Stored data

────────────────────

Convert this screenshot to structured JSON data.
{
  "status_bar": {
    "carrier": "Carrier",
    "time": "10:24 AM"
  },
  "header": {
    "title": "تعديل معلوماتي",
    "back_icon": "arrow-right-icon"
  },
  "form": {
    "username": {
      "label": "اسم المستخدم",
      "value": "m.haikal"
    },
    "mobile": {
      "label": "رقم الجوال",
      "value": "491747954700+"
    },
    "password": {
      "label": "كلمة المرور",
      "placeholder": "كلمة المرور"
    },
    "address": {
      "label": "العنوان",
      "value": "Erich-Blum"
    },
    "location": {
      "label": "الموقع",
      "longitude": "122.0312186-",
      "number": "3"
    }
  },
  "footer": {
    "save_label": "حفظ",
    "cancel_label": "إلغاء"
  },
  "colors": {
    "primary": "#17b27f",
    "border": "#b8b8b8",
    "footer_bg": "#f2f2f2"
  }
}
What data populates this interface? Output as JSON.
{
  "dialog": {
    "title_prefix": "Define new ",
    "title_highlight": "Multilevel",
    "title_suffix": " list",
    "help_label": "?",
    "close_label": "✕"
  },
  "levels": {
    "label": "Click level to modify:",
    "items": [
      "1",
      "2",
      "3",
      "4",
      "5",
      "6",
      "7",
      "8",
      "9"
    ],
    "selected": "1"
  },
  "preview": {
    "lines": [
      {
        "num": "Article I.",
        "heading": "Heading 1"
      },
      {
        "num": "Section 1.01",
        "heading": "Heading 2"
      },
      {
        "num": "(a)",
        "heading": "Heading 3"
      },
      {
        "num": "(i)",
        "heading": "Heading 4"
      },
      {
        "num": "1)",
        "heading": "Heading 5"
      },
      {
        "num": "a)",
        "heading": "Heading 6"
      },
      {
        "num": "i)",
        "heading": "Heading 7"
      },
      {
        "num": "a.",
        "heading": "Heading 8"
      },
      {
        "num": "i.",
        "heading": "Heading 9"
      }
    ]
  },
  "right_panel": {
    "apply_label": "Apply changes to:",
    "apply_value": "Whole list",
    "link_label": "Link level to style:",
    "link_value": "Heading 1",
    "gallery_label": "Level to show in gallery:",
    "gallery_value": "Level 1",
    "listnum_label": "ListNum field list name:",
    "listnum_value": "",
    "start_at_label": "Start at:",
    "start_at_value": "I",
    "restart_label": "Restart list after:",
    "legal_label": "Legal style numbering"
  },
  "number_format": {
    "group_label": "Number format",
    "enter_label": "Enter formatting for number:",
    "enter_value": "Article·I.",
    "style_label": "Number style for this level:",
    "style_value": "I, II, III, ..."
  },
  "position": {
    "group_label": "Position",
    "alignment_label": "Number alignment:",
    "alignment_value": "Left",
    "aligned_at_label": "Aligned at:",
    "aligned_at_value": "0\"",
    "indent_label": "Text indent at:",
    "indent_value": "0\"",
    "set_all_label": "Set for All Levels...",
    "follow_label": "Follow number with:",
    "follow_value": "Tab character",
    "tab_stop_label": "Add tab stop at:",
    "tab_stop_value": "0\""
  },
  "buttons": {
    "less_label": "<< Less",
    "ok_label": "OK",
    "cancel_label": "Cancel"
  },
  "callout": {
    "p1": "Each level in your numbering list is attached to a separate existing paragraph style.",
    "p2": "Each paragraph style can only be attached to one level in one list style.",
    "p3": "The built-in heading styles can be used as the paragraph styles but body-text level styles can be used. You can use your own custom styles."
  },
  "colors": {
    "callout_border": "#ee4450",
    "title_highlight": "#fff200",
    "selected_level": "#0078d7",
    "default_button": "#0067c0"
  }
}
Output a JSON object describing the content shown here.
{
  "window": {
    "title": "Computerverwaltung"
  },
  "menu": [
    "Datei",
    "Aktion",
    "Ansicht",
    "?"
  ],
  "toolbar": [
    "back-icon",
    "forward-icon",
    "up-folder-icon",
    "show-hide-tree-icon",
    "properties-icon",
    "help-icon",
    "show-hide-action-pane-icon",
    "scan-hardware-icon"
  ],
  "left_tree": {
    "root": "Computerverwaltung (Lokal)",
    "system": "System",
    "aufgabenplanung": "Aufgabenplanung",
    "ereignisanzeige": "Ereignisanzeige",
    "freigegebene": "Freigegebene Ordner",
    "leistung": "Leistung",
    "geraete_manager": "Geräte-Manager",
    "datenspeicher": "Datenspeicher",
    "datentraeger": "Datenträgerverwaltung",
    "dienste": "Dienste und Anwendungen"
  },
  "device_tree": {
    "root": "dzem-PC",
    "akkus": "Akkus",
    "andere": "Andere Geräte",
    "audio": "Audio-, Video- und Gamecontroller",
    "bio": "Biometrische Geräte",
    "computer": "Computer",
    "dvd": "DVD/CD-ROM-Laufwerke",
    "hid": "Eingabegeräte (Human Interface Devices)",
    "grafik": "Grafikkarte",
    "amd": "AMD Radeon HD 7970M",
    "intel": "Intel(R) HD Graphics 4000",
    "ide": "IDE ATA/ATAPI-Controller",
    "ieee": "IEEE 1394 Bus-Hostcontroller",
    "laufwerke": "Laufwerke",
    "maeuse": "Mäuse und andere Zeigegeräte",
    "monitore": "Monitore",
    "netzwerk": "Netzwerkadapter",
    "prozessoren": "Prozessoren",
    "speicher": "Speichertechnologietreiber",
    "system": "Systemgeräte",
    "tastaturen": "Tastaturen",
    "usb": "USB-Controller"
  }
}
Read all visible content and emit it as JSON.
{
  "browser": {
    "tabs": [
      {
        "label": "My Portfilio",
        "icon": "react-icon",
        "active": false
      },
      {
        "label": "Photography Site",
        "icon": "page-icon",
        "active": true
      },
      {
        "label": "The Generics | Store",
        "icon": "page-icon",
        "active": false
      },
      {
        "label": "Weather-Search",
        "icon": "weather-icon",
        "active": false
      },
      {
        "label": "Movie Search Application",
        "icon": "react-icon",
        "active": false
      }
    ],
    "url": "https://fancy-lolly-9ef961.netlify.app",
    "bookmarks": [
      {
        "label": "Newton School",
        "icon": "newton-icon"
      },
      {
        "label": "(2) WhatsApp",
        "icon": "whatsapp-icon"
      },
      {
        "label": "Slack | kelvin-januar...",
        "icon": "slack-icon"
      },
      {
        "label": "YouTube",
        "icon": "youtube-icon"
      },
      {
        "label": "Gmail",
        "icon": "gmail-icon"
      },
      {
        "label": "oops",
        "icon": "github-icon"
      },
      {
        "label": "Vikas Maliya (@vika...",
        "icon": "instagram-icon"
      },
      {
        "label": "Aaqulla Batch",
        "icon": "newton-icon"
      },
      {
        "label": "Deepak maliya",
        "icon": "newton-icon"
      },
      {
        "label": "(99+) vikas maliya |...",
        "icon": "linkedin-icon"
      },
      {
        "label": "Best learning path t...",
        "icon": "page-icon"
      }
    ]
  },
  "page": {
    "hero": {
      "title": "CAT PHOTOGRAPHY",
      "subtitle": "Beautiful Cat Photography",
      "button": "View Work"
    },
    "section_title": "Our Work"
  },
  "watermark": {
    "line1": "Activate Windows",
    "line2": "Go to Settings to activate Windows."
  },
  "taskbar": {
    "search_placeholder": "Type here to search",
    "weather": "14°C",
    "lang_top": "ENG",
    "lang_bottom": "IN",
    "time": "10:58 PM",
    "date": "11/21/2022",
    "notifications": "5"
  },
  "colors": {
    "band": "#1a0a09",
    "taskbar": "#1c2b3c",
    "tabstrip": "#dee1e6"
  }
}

────────────────────

§ Aim
Each entry above is to be printed again exactly.

§ Response to the task
Convert this screenshot to structured JSON data.
{
  "status_bar": {
    "carrier": "Carrier",
    "time": "10:24 AM"
  },
  "header": {
    "title": "تعديل معلوماتي",
    "back_icon": "arrow-right-icon"
  },
  "form": {
    "username": {
      "label": "اسم المستخدم",
      "value": "m.haikal"
    },
    "mobile": {
      "label": "رقم الجوال",
      "value": "491747954700+"
    },
    "password": {
      "label": "كلمة المرور",
      "placeholder": "كلمة المرور"
    },
    "address": {
      "label": "العنوان",
      "value": "Erich-Blum"
    },
    "location": {
      "label": "الموقع",
      "longitude": "122.0312186-",
      "number": "3"
    }
  },
  "footer": {
    "save_label": "حفظ",
    "cancel_label": "إلغاء"
  },
  "colors": {
    "primary": "#17b27f",
    "border": "#b8b8b8",
    "footer_bg": "#f2f2f2"
  }
}
What data populates this interface? Output as JSON.
{
  "dialog": {
    "title_prefix": "Define new ",
    "title_highlight": "Multilevel",
    "title_suffix": " list",
    "help_label": "?",
    "close_label": "✕"
  },
  "levels": {
    "label": "Click level to modify:",
    "items": [
      "1",
      "2",
      "3",
      "4",
      "5",
      "6",
      "7",
      "8",
      "9"
    ],
    "selected": "1"
  },
  "preview": {
    "lines": [
      {
        "num": "Article I.",
        "heading": "Heading 1"
      },
      {
        "num": "Section 1.01",
        "heading": "Heading 2"
      },
      {
        "num": "(a)",
        "heading": "Heading 3"
      },
      {
        "num": "(i)",
        "heading": "Heading 4"
      },
      {
        "num": "1)",
        "heading": "Heading 5"
      },
      {
        "num": "a)",
        "heading": "Heading 6"
      },
      {
        "num": "i)",
        "heading": "Heading 7"
      },
      {
        "num": "a.",
        "heading": "Heading 8"
      },
      {
        "num": "i.",
        "heading": "Heading 9"
      }
    ]
  },
  "right_panel": {
    "apply_label": "Apply changes to:",
    "apply_value": "Whole list",
    "link_label": "Link level to style:",
    "link_value": "Heading 1",
    "gallery_label": "Level to show in gallery:",
    "gallery_value": "Level 1",
    "listnum_label": "ListNum field list name:",
    "listnum_value": "",
    "start_at_label": "Start at:",
    "start_at_value": "I",
    "restart_label": "Restart list after:",
    "legal_label": "Legal style numbering"
  },
  "number_format": {
    "group_label": "Number format",
    "enter_label": "Enter formatting for number:",
    "enter_value": "Article·I.",
    "style_label": "Number style for this level:",
    "style_value": "I, II, III, ..."
  },
  "position": {
    "group_label": "Position",
    "alignment_label": "Number alignment:",
    "alignment_value": "Left",
    "aligned_at_label": "Aligned at:",
    "aligned_at_value": "0\"",
    "indent_label": "Text indent at:",
    "indent_value": "0\"",
    "set_all_label": "Set for All Levels...",
    "follow_label": "Follow number with:",
    "follow_value": "Tab character",
    "tab_stop_label": "Add tab stop at:",
    "tab_stop_value": "0\""
  },
  "buttons": {
    "less_label": "<< Less",
    "ok_label": "OK",
    "cancel_label": "Cancel"
  },
  "callout": {
    "p1": "Each level in your numbering list is attached to a separate existing paragraph style.",
    "p2": "Each paragraph style can only be attached to one level in one list style.",
    "p3": "The built-in heading styles can be used as the paragraph styles but body-text level styles can be used. You can use your own custom styles."
  },
  "colors": {
    "callout_border": "#ee4450",
    "title_highlight": "#fff200",
    "selected_level": "#0078d7",
    "default_button": "#0067c0"
  }
}
Output a JSON object describing the content shown here.
{
  "window": {
    "title": "Computerverwaltung"
  },
  "menu": [
    "Datei",
    "Aktion",
    "Ansicht",
    "?"
  ],
  "toolbar": [
    "back-icon",
    "forward-icon",
    "up-folder-icon",
    "show-hide-tree-icon",
    "properties-icon",
    "help-icon",
    "show-hide-action-pane-icon",
    "scan-hardware-icon"
  ],
  "left_tree": {
    "root": "Computerverwaltung (Lokal)",
    "system": "System",
    "aufgabenplanung": "Aufgabenplanung",
    "ereignisanzeige": "Ereignisanzeige",
    "freigegebene": "Freigegebene Ordner",
    "leistung": "Leistung",
    "geraete_manager": "Geräte-Manager",
    "datenspeicher": "Datenspeicher",
    "datentraeger": "Datenträgerverwaltung",
    "dienste": "Dienste und Anwendungen"
  },
  "device_tree": {
    "root": "dzem-PC",
    "akkus": "Akkus",
    "andere": "Andere Geräte",
    "audio": "Audio-, Video- und Gamecontroller",
    "bio": "Biometrische Geräte",
    "computer": "Computer",
    "dvd": "DVD/CD-ROM-Laufwerke",
    "hid": "Eingabegeräte (Human Interface Devices)",
    "grafik": "Grafikkarte",
    "amd": "AMD Radeon HD 7970M",
    "intel": "Intel(R) HD Graphics 4000",
    "ide": "IDE ATA/ATAPI-Controller",
    "ieee": "IEEE 1394 Bus-Hostcontroller",
    "laufwerke": "Laufwerke",
    "maeuse": "Mäuse und andere Zeigegeräte",
    "monitore": "Monitore",
    "netzwerk": "Netzwerkadapter",
    "prozessoren": "Prozessoren",
    "speicher": "Speichertechnologietreiber",
    "system": "Systemgeräte",
    "tastaturen": "Tastaturen",
    "usb": "USB-Controller"
  }
}
Read all visible content and emit it as JSON.
{
  "browser": {
    "tabs": [
      {
        "label": "My Portfilio",
        "icon": "react-icon",
        "active": false
      },
      {
        "label": "Photography Site",
        "icon": "page-icon",
        "active": true
      },
      {
        "label": "The Generics | Store",
        "icon": "page-icon",
        "active": false
      },
      {
        "label": "Weather-Search",
        "icon": "weather-icon",
        "active": false
      },
      {
        "label": "Movie Search Application",
        "icon": "react-icon",
        "active": false
      }
    ],
    "url": "https://fancy-lolly-9ef961.netlify.app",
    "bookmarks": [
      {
        "label": "Newton School",
        "icon": "newton-icon"
      },
      {
        "label": "(2) WhatsApp",
        "icon": "whatsapp-icon"
      },
      {
        "label": "Slack | kelvin-januar...",
        "icon": "slack-icon"
      },
      {
        "label": "YouTube",
        "icon": "youtube-icon"
      },
      {
        "label": "Gmail",
        "icon": "gmail-icon"
      },
      {
        "label": "oops",
        "icon": "github-icon"
      },
      {
        "label": "Vikas Maliya (@vika...",
        "icon": "instagram-icon"
      },
      {
        "label": "Aaqulla Batch",
        "icon": "newton-icon"
      },
      {
        "label": "Deepak maliya",
        "icon": "newton-icon"
      },
      {
        "label": "(99+) vikas maliya |...",
        "icon": "linkedin-icon"
      },
      {
        "label": "Best learning path t...",
        "icon": "page-icon"
      }
    ]
  },
  "page": {
    "hero": {
      "title": "CAT PHOTOGRAPHY",
      "subtitle": "Beautiful Cat Photography",
      "button": "View Work"
    },
    "section_title": "Our Work"
  },
  "watermark": {
    "line1": "Activate Windows",
    "line2": "Go to Settings to activate Windows."
  },
  "taskbar": {
    "search_placeholder": "Type here to search",
    "weather": "14°C",
    "lang_top": "ENG",
    "lang_bottom": "IN",
    "time": "10:58 PM",
    "date": "11/21/2022",
    "notifications": "5"
  },
  "colors": {
    "band": "#1a0a09",
    "taskbar": "#1c2b3c",
    "tabstrip": "#dee1e6"
  }
}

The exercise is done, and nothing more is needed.